• **Do this**: Without including any images, reproduce each entry exactly.
[Dataset start]
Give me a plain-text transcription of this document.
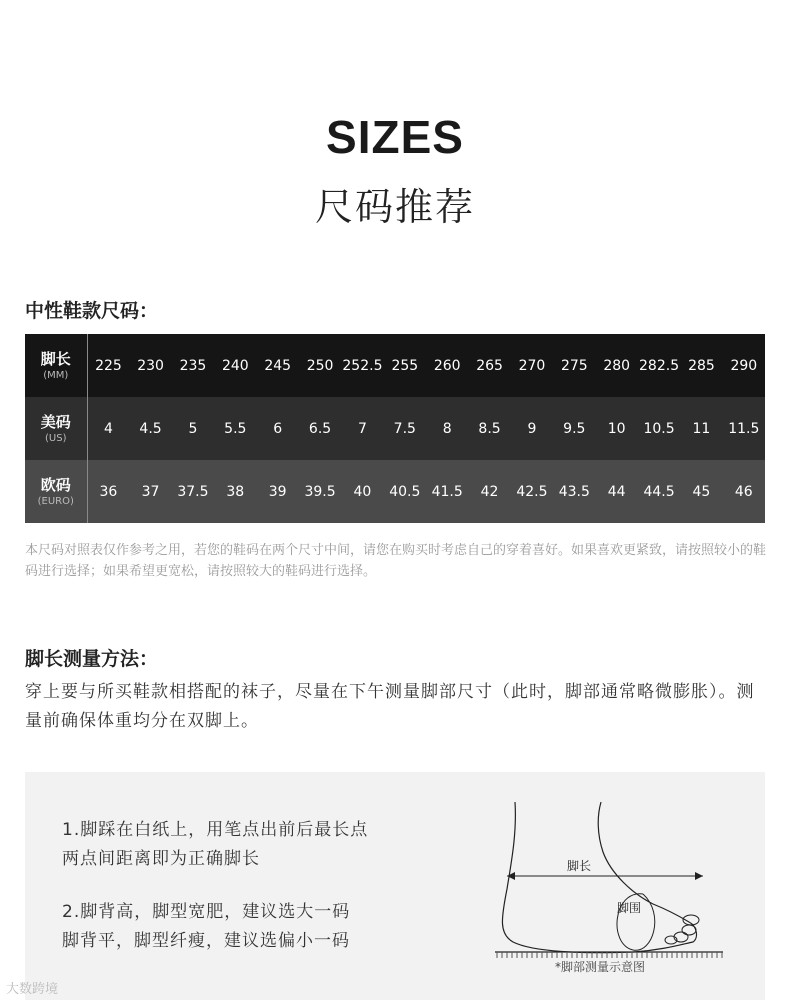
SIZES
尺码推荐
中性鞋款尺码：
脚长
(MM)	225	230	235	240	245	250	252.5	255	260	265	270	275	280	282.5	285	290

美码
(US)	4	4.5	5	5.5	6	6.5	7	7.5	8	8.5	9	9.5	10	10.5	11	11.5

欧码
(EURO)	36	37	37.5	38	39	39.5	40	40.5	41.5	42	42.5	43.5	44	44.5	45	46
本尺码对照表仅作参考之用，若您的鞋码在两个尺寸中间，请您在购买时考虑自己的穿着喜好。如果喜欢更紧致，请按照较小的鞋码进行选择；如果希望更宽松，请按照较大的鞋码进行选择。
脚长测量方法：
穿上要与所买鞋款相搭配的袜子，尽量在下午测量脚部尺寸（此时，脚部通常略微膨胀）。测量前确保体重均分在双脚上。
1.脚踩在白纸上，用笔点出前后最长点
两点间距离即为正确脚长
2.脚背高，脚型宽肥，建议选大一码
脚背平，脚型纤瘦，建议选偏小一码
脚长
脚围
*脚部测量示意图
大数跨境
[Dataset end]
• **Written response**:
Give me a plain-text transcription of this document.
SIZES
尺码推荐
中性鞋款尺码：
脚长
(MM)	225	230	235	240	245	250	252.5	255	260	265	270	275	280	282.5	285	290

美码
(US)	4	4.5	5	5.5	6	6.5	7	7.5	8	8.5	9	9.5	10	10.5	11	11.5

欧码
(EURO)	36	37	37.5	38	39	39.5	40	40.5	41.5	42	42.5	43.5	44	44.5	45	46
本尺码对照表仅作参考之用，若您的鞋码在两个尺寸中间，请您在购买时考虑自己的穿着喜好。如果喜欢更紧致，请按照较小的鞋码进行选择；如果希望更宽松，请按照较大的鞋码进行选择。
脚长测量方法：
穿上要与所买鞋款相搭配的袜子，尽量在下午测量脚部尺寸（此时，脚部通常略微膨胀）。测量前确保体重均分在双脚上。
1.脚踩在白纸上，用笔点出前后最长点
两点间距离即为正确脚长
2.脚背高，脚型宽肥，建议选大一码
脚背平，脚型纤瘦，建议选偏小一码
脚长
脚围
*脚部测量示意图
大数跨境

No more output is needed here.